Dataset records on visual material

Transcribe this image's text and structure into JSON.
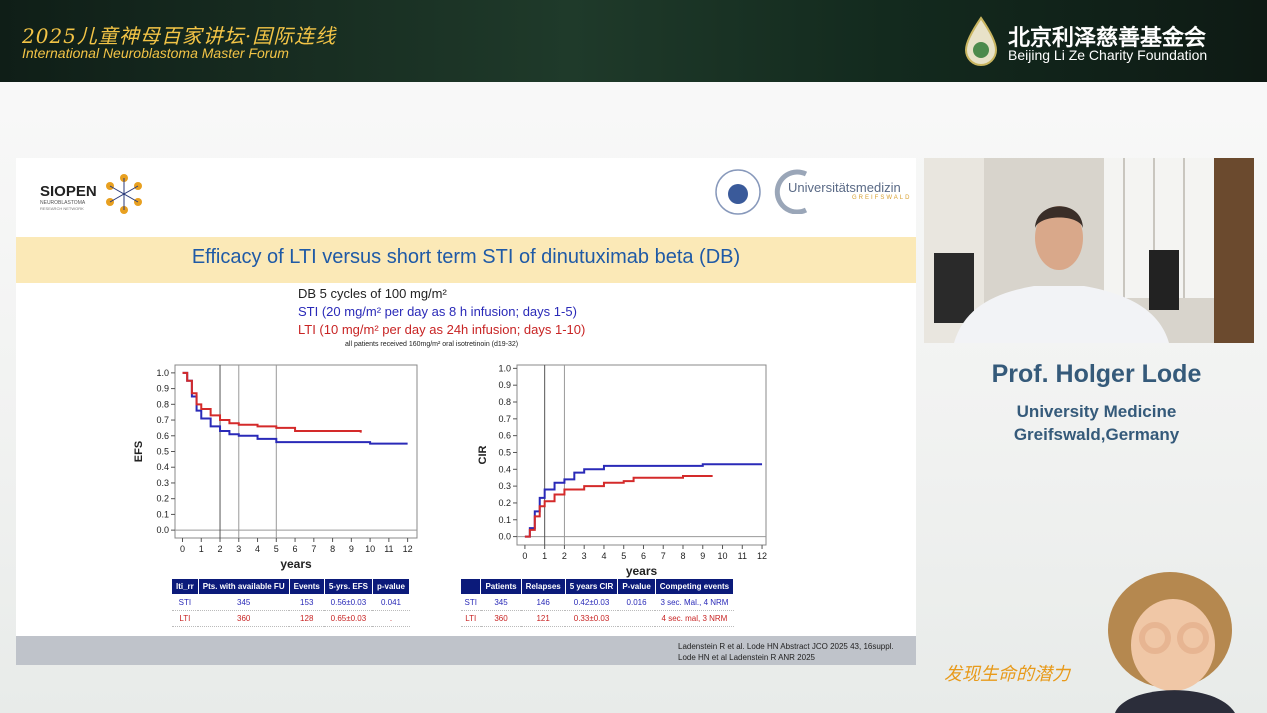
{
  "header": {
    "title_cn": "2025儿童神母百家讲坛·国际连线",
    "title_en": "International Neuroblastoma Master Forum",
    "org_cn": "北京利泽慈善基金会",
    "org_en": "Beijing Li Ze Charity Foundation"
  },
  "slide": {
    "logo_left": "SIOPEN",
    "logo_left_sub1": "NEUROBLASTOMA",
    "logo_left_sub2": "RESEARCH NETWORK",
    "logo_right": "Universitätsmedizin",
    "logo_right_sub": "GREIFSWALD",
    "title": "Efficacy of LTI versus short term STI of dinutuximab beta (DB)",
    "lines": [
      "DB 5 cycles of 100 mg/m²",
      "STI (20 mg/m² per day as 8 h infusion; days 1-5)",
      "LTI (10 mg/m² per day as 24h infusion; days 1-10)",
      "all patients received 160mg/m² oral isotretinoin (d19-32)"
    ],
    "tables": [
      {
        "header": [
          "lti_rr",
          "Pts. with available FU",
          "Events",
          "5-yrs. EFS",
          "p-value"
        ],
        "rows": [
          [
            "STI",
            "345",
            "153",
            "0.56±0.03",
            "0.041"
          ],
          [
            "LTI",
            "360",
            "128",
            "0.65±0.03",
            "."
          ]
        ]
      },
      {
        "header": [
          null,
          "Patients",
          "Relapses",
          "5 years CIR",
          "P-value",
          "Competing events"
        ],
        "rows": [
          [
            "STI",
            "345",
            "146",
            "0.42±0.03",
            "0.016",
            "3 sec. Mal., 4 NRM"
          ],
          [
            "LTI",
            "360",
            "121",
            "0.33±0.03",
            null,
            "4 sec. mal, 3 NRM"
          ]
        ]
      }
    ],
    "references": [
      "Ladenstein R et al. Lode HN Abstract JCO 2025 43, 16suppl.",
      "Lode HN et al Ladenstein R ANR 2025"
    ]
  },
  "speaker": {
    "name": "Prof. Holger Lode",
    "affiliation_1": "University Medicine",
    "affiliation_2": "Greifswald,Germany"
  },
  "slogan": "发现生命的潜力",
  "chart_data": [
    {
      "type": "line",
      "x_label": "years",
      "y_label": "EFS",
      "xlim": [
        -0.4,
        12.5
      ],
      "ylim": [
        -0.05,
        1.05
      ],
      "xticks": [
        0,
        1,
        2,
        3,
        4,
        5,
        6,
        7,
        8,
        9,
        10,
        11,
        12
      ],
      "yticks": [
        {
          "value": 0,
          "label": "0.0"
        },
        0.1,
        0.2,
        0.3,
        0.4,
        0.5,
        0.6,
        0.7,
        0.8,
        0.9,
        {
          "value": 1,
          "label": "1.0"
        }
      ],
      "vlines": [
        2,
        3,
        5
      ],
      "series": [
        {
          "name": "STI",
          "color": "#2a2ab8",
          "x": [
            0,
            0.25,
            0.5,
            0.75,
            1,
            1.5,
            2,
            2.5,
            3,
            4,
            5,
            6,
            8,
            10,
            12
          ],
          "values": [
            1.0,
            0.95,
            0.85,
            0.76,
            0.71,
            0.66,
            0.63,
            0.61,
            0.6,
            0.58,
            0.56,
            0.56,
            0.56,
            0.55,
            0.55
          ]
        },
        {
          "name": "LTI",
          "color": "#d42a2a",
          "x": [
            0,
            0.25,
            0.5,
            0.75,
            1,
            1.5,
            2,
            2.5,
            3,
            4,
            5,
            6,
            8,
            9.5
          ],
          "values": [
            1.0,
            0.95,
            0.87,
            0.8,
            0.77,
            0.73,
            0.7,
            0.68,
            0.67,
            0.66,
            0.65,
            0.63,
            0.63,
            0.62
          ]
        }
      ]
    },
    {
      "type": "line",
      "x_label": "years",
      "y_label": "CIR",
      "xlim": [
        -0.4,
        12.2
      ],
      "ylim": [
        -0.05,
        1.02
      ],
      "xticks": [
        0,
        1,
        2,
        3,
        4,
        5,
        6,
        7,
        8,
        9,
        10,
        11,
        12
      ],
      "yticks": [
        {
          "value": 0,
          "label": "0.0"
        },
        0.1,
        0.2,
        0.3,
        0.4,
        0.5,
        0.6,
        0.7,
        0.8,
        0.9,
        {
          "value": 1,
          "label": "1.0"
        }
      ],
      "vlines": [
        1,
        2
      ],
      "series": [
        {
          "name": "STI",
          "color": "#2a2ab8",
          "x": [
            0,
            0.25,
            0.5,
            0.75,
            1,
            1.5,
            2,
            2.5,
            3,
            4,
            5,
            7,
            9,
            12
          ],
          "values": [
            0,
            0.05,
            0.15,
            0.23,
            0.28,
            0.32,
            0.34,
            0.38,
            0.4,
            0.42,
            0.42,
            0.42,
            0.43,
            0.43
          ]
        },
        {
          "name": "LTI",
          "color": "#d42a2a",
          "x": [
            0,
            0.25,
            0.5,
            0.75,
            1,
            1.5,
            2,
            3,
            4,
            5,
            5.5,
            6,
            8,
            9.5
          ],
          "values": [
            0,
            0.04,
            0.12,
            0.18,
            0.21,
            0.25,
            0.28,
            0.3,
            0.32,
            0.33,
            0.35,
            0.35,
            0.36,
            0.36
          ]
        }
      ]
    }
  ]
}
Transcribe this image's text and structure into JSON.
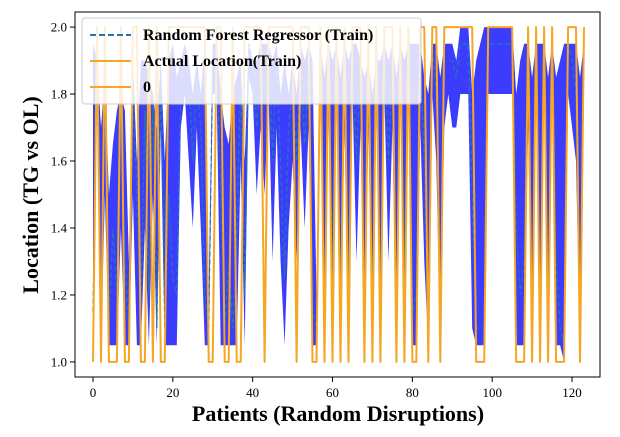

### Work to complete:
The entries above are to be repeated in full, except for their pictures.

### Answer to this task:
Transcribe this image's text and structure into JSON.
{
  "header": {
    "title_cn": "2025儿童神母百家讲坛·国际连线",
    "title_en": "International Neuroblastoma Master Forum",
    "org_cn": "北京利泽慈善基金会",
    "org_en": "Beijing Li Ze Charity Foundation"
  },
  "slide": {
    "logo_left": "SIOPEN",
    "logo_left_sub1": "NEUROBLASTOMA",
    "logo_left_sub2": "RESEARCH NETWORK",
    "logo_right": "Universitätsmedizin",
    "logo_right_sub": "GREIFSWALD",
    "title": "Efficacy of LTI versus short term STI of dinutuximab beta (DB)",
    "lines": [
      "DB 5 cycles of 100 mg/m²",
      "STI (20 mg/m² per day as 8 h infusion; days 1-5)",
      "LTI (10 mg/m² per day as 24h infusion; days 1-10)",
      "all patients received 160mg/m² oral isotretinoin (d19-32)"
    ],
    "tables": [
      {
        "header": [
          "lti_rr",
          "Pts. with available FU",
          "Events",
          "5-yrs. EFS",
          "p-value"
        ],
        "rows": [
          [
            "STI",
            "345",
            "153",
            "0.56±0.03",
            "0.041"
          ],
          [
            "LTI",
            "360",
            "128",
            "0.65±0.03",
            "."
          ]
        ]
      },
      {
        "header": [
          null,
          "Patients",
          "Relapses",
          "5 years CIR",
          "P-value",
          "Competing events"
        ],
        "rows": [
          [
            "STI",
            "345",
            "146",
            "0.42±0.03",
            "0.016",
            "3 sec. Mal., 4 NRM"
          ],
          [
            "LTI",
            "360",
            "121",
            "0.33±0.03",
            null,
            "4 sec. mal, 3 NRM"
          ]
        ]
      }
    ],
    "references": [
      "Ladenstein R et al. Lode HN Abstract JCO 2025 43, 16suppl.",
      "Lode HN et al Ladenstein R ANR 2025"
    ]
  },
  "speaker": {
    "name": "Prof. Holger Lode",
    "affiliation_1": "University Medicine",
    "affiliation_2": "Greifswald,Germany"
  },
  "slogan": "发现生命的潜力",
  "chart_data": [
    {
      "type": "line",
      "x_label": "years",
      "y_label": "EFS",
      "xlim": [
        -0.4,
        12.5
      ],
      "ylim": [
        -0.05,
        1.05
      ],
      "xticks": [
        0,
        1,
        2,
        3,
        4,
        5,
        6,
        7,
        8,
        9,
        10,
        11,
        12
      ],
      "yticks": [
        {
          "value": 0,
          "label": "0.0"
        },
        0.1,
        0.2,
        0.3,
        0.4,
        0.5,
        0.6,
        0.7,
        0.8,
        0.9,
        {
          "value": 1,
          "label": "1.0"
        }
      ],
      "vlines": [
        2,
        3,
        5
      ],
      "series": [
        {
          "name": "STI",
          "color": "#2a2ab8",
          "x": [
            0,
            0.25,
            0.5,
            0.75,
            1,
            1.5,
            2,
            2.5,
            3,
            4,
            5,
            6,
            8,
            10,
            12
          ],
          "values": [
            1.0,
            0.95,
            0.85,
            0.76,
            0.71,
            0.66,
            0.63,
            0.61,
            0.6,
            0.58,
            0.56,
            0.56,
            0.56,
            0.55,
            0.55
          ]
        },
        {
          "name": "LTI",
          "color": "#d42a2a",
          "x": [
            0,
            0.25,
            0.5,
            0.75,
            1,
            1.5,
            2,
            2.5,
            3,
            4,
            5,
            6,
            8,
            9.5
          ],
          "values": [
            1.0,
            0.95,
            0.87,
            0.8,
            0.77,
            0.73,
            0.7,
            0.68,
            0.67,
            0.66,
            0.65,
            0.63,
            0.63,
            0.62
          ]
        }
      ]
    },
    {
      "type": "line",
      "x_label": "years",
      "y_label": "CIR",
      "xlim": [
        -0.4,
        12.2
      ],
      "ylim": [
        -0.05,
        1.02
      ],
      "xticks": [
        0,
        1,
        2,
        3,
        4,
        5,
        6,
        7,
        8,
        9,
        10,
        11,
        12
      ],
      "yticks": [
        {
          "value": 0,
          "label": "0.0"
        },
        0.1,
        0.2,
        0.3,
        0.4,
        0.5,
        0.6,
        0.7,
        0.8,
        0.9,
        {
          "value": 1,
          "label": "1.0"
        }
      ],
      "vlines": [
        1,
        2
      ],
      "series": [
        {
          "name": "STI",
          "color": "#2a2ab8",
          "x": [
            0,
            0.25,
            0.5,
            0.75,
            1,
            1.5,
            2,
            2.5,
            3,
            4,
            5,
            7,
            9,
            12
          ],
          "values": [
            0,
            0.05,
            0.15,
            0.23,
            0.28,
            0.32,
            0.34,
            0.38,
            0.4,
            0.42,
            0.42,
            0.42,
            0.43,
            0.43
          ]
        },
        {
          "name": "LTI",
          "color": "#d42a2a",
          "x": [
            0,
            0.25,
            0.5,
            0.75,
            1,
            1.5,
            2,
            3,
            4,
            5,
            5.5,
            6,
            8,
            9.5
          ],
          "values": [
            0,
            0.04,
            0.12,
            0.18,
            0.21,
            0.25,
            0.28,
            0.3,
            0.32,
            0.33,
            0.35,
            0.35,
            0.36,
            0.36
          ]
        }
      ]
    }
  ]
}
Transcribe this image's text and structure into JSON.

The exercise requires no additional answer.